-- begin DATA LINES --

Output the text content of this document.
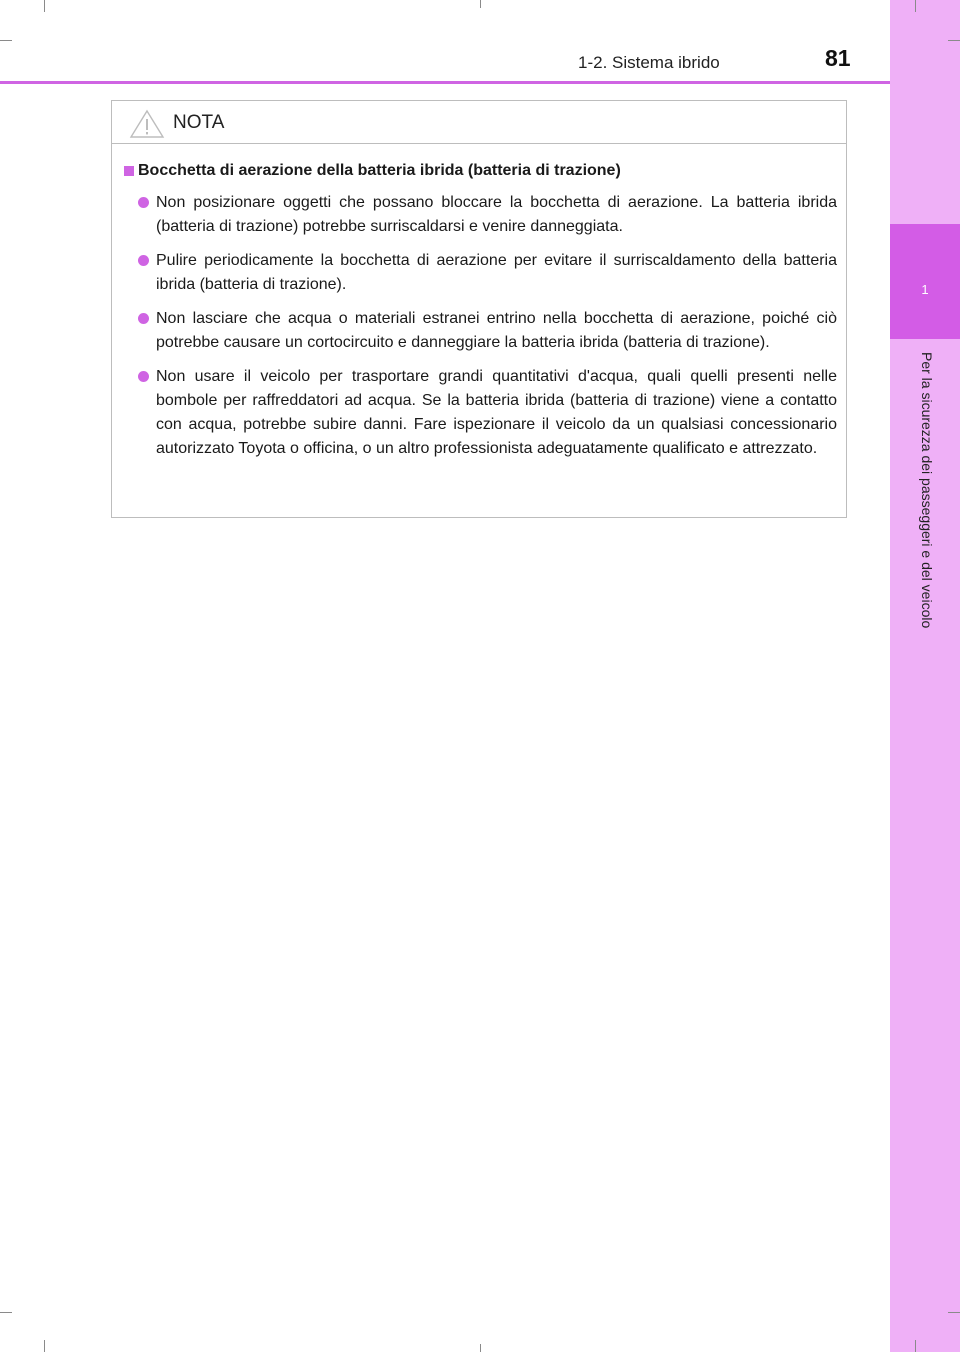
1
Per la sicurezza dei passeggeri e del veicolo
1-2. Sistema ibrido	81
NOTA
Bocchetta di aerazione della batteria ibrida (batteria di trazione)
Non posizionare oggetti che possano bloccare la bocchetta di aerazione. La batteria ibrida (batteria di trazione) potrebbe surriscaldarsi e venire danneggiata.
Pulire periodicamente la bocchetta di aerazione per evitare il surriscaldamento della batteria ibrida (batteria di trazione).
Non lasciare che acqua o materiali estranei entrino nella bocchetta di aerazione, poiché ciò potrebbe causare un cortocircuito e danneggiare la batteria ibrida (batteria di trazione).
Non usare il veicolo per trasportare grandi quantitativi d'acqua, quali quelli presenti nelle bombole per raffreddatori ad acqua. Se la batteria ibrida (batteria di trazione) viene a contatto con acqua, potrebbe subire danni. Fare ispezionare il veicolo da un qualsiasi concessionario autorizzato Toyota o officina, o un altro professionista adeguatamente qualificato e attrezzato.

-- end DATA LINES --

[TASK GOAL] The material above must be printed exactly, with its pictures left out.

[REPLY TO THE EXERCISE]
Output the text content of this document.
1
Per la sicurezza dei passeggeri e del veicolo
1-2. Sistema ibrido	81
NOTA
Bocchetta di aerazione della batteria ibrida (batteria di trazione)
Non posizionare oggetti che possano bloccare la bocchetta di aerazione. La batteria ibrida (batteria di trazione) potrebbe surriscaldarsi e venire danneggiata.
Pulire periodicamente la bocchetta di aerazione per evitare il surriscaldamento della batteria ibrida (batteria di trazione).
Non lasciare che acqua o materiali estranei entrino nella bocchetta di aerazione, poiché ciò potrebbe causare un cortocircuito e danneggiare la batteria ibrida (batteria di trazione).
Non usare il veicolo per trasportare grandi quantitativi d'acqua, quali quelli presenti nelle bombole per raffreddatori ad acqua. Se la batteria ibrida (batteria di trazione) viene a contatto con acqua, potrebbe subire danni. Fare ispezionare il veicolo da un qualsiasi concessionario autorizzato Toyota o officina, o un altro professionista adeguatamente qualificato e attrezzato.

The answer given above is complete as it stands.